Look through the data below. Pick out the lines holding the string "Renave".

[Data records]
++++++++++
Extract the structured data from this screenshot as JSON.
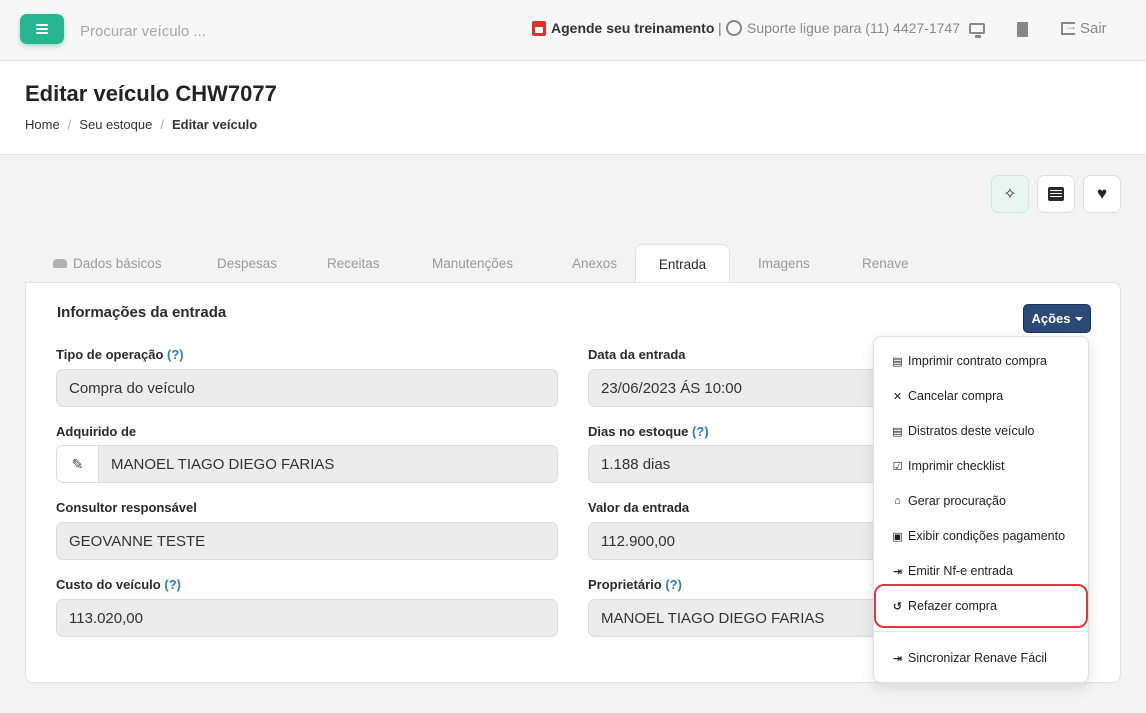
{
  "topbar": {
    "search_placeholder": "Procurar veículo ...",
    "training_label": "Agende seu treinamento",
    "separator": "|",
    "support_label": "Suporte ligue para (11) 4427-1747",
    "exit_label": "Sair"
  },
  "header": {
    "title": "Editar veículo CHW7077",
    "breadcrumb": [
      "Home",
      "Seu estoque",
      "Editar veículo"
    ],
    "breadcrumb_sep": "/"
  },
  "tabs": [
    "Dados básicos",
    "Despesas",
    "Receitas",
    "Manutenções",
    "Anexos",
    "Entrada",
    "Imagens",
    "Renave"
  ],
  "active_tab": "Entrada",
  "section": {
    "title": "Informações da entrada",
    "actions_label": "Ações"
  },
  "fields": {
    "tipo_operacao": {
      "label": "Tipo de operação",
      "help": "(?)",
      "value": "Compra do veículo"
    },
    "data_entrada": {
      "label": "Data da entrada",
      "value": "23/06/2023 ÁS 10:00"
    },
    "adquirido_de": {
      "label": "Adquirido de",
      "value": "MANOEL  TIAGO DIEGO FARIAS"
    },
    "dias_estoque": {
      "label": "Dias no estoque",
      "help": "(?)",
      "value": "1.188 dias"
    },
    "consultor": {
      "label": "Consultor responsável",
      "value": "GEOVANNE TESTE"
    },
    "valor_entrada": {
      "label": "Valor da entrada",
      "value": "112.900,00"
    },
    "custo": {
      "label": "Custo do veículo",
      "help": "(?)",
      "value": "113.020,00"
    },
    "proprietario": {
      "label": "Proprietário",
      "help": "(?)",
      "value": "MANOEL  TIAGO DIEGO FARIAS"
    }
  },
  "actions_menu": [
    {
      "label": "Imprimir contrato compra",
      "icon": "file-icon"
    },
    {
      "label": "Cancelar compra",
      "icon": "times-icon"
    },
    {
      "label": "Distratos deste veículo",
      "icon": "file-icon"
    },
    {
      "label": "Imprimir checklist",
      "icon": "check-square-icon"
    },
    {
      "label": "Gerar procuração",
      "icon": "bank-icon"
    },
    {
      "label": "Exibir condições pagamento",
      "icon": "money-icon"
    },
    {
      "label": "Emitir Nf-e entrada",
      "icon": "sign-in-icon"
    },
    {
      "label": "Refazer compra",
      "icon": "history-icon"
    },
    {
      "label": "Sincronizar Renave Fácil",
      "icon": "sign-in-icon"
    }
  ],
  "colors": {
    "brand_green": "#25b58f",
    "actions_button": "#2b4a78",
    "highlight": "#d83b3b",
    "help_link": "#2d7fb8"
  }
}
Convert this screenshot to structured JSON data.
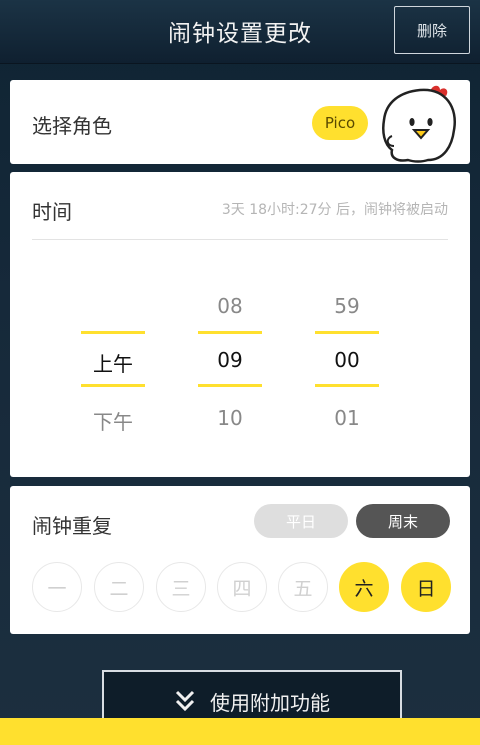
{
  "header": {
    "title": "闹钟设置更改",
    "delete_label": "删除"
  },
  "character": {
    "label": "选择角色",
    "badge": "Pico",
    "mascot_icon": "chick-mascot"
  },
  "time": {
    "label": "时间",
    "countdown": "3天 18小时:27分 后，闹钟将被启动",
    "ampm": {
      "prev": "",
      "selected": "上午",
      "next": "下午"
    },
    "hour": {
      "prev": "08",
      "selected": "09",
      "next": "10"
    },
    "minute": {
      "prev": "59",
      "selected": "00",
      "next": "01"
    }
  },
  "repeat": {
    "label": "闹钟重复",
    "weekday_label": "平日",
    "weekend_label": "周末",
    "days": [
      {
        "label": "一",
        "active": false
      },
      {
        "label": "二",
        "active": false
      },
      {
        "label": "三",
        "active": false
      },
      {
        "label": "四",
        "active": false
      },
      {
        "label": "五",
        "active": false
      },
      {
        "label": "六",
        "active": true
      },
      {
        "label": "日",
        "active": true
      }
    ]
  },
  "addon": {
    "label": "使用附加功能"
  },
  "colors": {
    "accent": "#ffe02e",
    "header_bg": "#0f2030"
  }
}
++++++++++
> _Final answer_:
    "Renave"
      "label": "Sincronizar Renave Fácil",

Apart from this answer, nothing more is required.